Extracts from a graphics dataset:
+ + +

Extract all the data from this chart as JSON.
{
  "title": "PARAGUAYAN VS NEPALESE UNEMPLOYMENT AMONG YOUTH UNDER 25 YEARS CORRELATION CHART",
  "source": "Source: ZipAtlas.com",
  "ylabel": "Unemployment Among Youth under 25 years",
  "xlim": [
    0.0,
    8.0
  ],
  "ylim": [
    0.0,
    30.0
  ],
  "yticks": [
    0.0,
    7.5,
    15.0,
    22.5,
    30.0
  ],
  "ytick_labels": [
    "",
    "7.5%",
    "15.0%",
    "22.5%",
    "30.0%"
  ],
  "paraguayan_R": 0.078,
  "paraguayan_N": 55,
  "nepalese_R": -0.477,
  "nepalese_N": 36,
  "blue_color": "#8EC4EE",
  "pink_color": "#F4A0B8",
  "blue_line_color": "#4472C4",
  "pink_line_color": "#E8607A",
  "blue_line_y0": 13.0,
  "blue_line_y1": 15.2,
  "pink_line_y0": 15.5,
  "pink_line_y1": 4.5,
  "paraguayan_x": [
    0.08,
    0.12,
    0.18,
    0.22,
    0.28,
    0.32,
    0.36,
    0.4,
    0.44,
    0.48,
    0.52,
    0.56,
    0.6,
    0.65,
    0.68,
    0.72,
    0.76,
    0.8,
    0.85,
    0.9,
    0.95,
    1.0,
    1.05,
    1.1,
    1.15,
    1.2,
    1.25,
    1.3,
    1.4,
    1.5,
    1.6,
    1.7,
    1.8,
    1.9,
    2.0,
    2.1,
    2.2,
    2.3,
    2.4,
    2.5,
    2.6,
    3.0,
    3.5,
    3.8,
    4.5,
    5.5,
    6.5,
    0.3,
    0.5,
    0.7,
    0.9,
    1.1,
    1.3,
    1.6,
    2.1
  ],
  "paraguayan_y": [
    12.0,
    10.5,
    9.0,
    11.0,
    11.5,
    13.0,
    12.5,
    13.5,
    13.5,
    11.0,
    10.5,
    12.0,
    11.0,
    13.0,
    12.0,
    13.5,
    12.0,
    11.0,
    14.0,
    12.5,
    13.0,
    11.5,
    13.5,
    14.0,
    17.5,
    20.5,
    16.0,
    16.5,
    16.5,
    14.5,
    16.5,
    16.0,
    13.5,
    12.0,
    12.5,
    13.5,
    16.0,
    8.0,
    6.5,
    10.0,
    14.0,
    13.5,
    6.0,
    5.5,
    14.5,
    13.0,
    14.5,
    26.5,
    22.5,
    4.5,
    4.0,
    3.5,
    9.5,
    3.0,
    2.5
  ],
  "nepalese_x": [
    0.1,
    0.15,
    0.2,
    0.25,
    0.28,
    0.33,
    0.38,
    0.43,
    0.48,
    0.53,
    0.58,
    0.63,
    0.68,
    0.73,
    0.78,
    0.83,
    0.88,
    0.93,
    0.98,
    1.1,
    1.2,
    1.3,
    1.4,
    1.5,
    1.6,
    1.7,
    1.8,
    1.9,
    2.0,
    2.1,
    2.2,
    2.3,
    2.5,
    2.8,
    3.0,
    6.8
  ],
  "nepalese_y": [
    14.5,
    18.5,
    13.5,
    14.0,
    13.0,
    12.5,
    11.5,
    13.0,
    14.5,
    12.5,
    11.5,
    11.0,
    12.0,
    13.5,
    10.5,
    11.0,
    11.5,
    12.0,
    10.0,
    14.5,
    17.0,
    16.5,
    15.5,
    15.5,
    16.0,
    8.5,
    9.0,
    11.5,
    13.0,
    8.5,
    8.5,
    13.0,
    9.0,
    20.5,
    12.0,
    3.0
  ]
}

+ + +

Return each entry from the material above exactly as it appears.

Extract all the data from this chart as JSON.
{
  "title": "PARAGUAYAN VS NEPALESE UNEMPLOYMENT AMONG YOUTH UNDER 25 YEARS CORRELATION CHART",
  "source": "Source: ZipAtlas.com",
  "ylabel": "Unemployment Among Youth under 25 years",
  "xlim": [
    0.0,
    8.0
  ],
  "ylim": [
    0.0,
    30.0
  ],
  "yticks": [
    0.0,
    7.5,
    15.0,
    22.5,
    30.0
  ],
  "ytick_labels": [
    "",
    "7.5%",
    "15.0%",
    "22.5%",
    "30.0%"
  ],
  "paraguayan_R": 0.078,
  "paraguayan_N": 55,
  "nepalese_R": -0.477,
  "nepalese_N": 36,
  "blue_color": "#8EC4EE",
  "pink_color": "#F4A0B8",
  "blue_line_color": "#4472C4",
  "pink_line_color": "#E8607A",
  "blue_line_y0": 13.0,
  "blue_line_y1": 15.2,
  "pink_line_y0": 15.5,
  "pink_line_y1": 4.5,
  "paraguayan_x": [
    0.08,
    0.12,
    0.18,
    0.22,
    0.28,
    0.32,
    0.36,
    0.4,
    0.44,
    0.48,
    0.52,
    0.56,
    0.6,
    0.65,
    0.68,
    0.72,
    0.76,
    0.8,
    0.85,
    0.9,
    0.95,
    1.0,
    1.05,
    1.1,
    1.15,
    1.2,
    1.25,
    1.3,
    1.4,
    1.5,
    1.6,
    1.7,
    1.8,
    1.9,
    2.0,
    2.1,
    2.2,
    2.3,
    2.4,
    2.5,
    2.6,
    3.0,
    3.5,
    3.8,
    4.5,
    5.5,
    6.5,
    0.3,
    0.5,
    0.7,
    0.9,
    1.1,
    1.3,
    1.6,
    2.1
  ],
  "paraguayan_y": [
    12.0,
    10.5,
    9.0,
    11.0,
    11.5,
    13.0,
    12.5,
    13.5,
    13.5,
    11.0,
    10.5,
    12.0,
    11.0,
    13.0,
    12.0,
    13.5,
    12.0,
    11.0,
    14.0,
    12.5,
    13.0,
    11.5,
    13.5,
    14.0,
    17.5,
    20.5,
    16.0,
    16.5,
    16.5,
    14.5,
    16.5,
    16.0,
    13.5,
    12.0,
    12.5,
    13.5,
    16.0,
    8.0,
    6.5,
    10.0,
    14.0,
    13.5,
    6.0,
    5.5,
    14.5,
    13.0,
    14.5,
    26.5,
    22.5,
    4.5,
    4.0,
    3.5,
    9.5,
    3.0,
    2.5
  ],
  "nepalese_x": [
    0.1,
    0.15,
    0.2,
    0.25,
    0.28,
    0.33,
    0.38,
    0.43,
    0.48,
    0.53,
    0.58,
    0.63,
    0.68,
    0.73,
    0.78,
    0.83,
    0.88,
    0.93,
    0.98,
    1.1,
    1.2,
    1.3,
    1.4,
    1.5,
    1.6,
    1.7,
    1.8,
    1.9,
    2.0,
    2.1,
    2.2,
    2.3,
    2.5,
    2.8,
    3.0,
    6.8
  ],
  "nepalese_y": [
    14.5,
    18.5,
    13.5,
    14.0,
    13.0,
    12.5,
    11.5,
    13.0,
    14.5,
    12.5,
    11.5,
    11.0,
    12.0,
    13.5,
    10.5,
    11.0,
    11.5,
    12.0,
    10.0,
    14.5,
    17.0,
    16.5,
    15.5,
    15.5,
    16.0,
    8.5,
    9.0,
    11.5,
    13.0,
    8.5,
    8.5,
    13.0,
    9.0,
    20.5,
    12.0,
    3.0
  ]
}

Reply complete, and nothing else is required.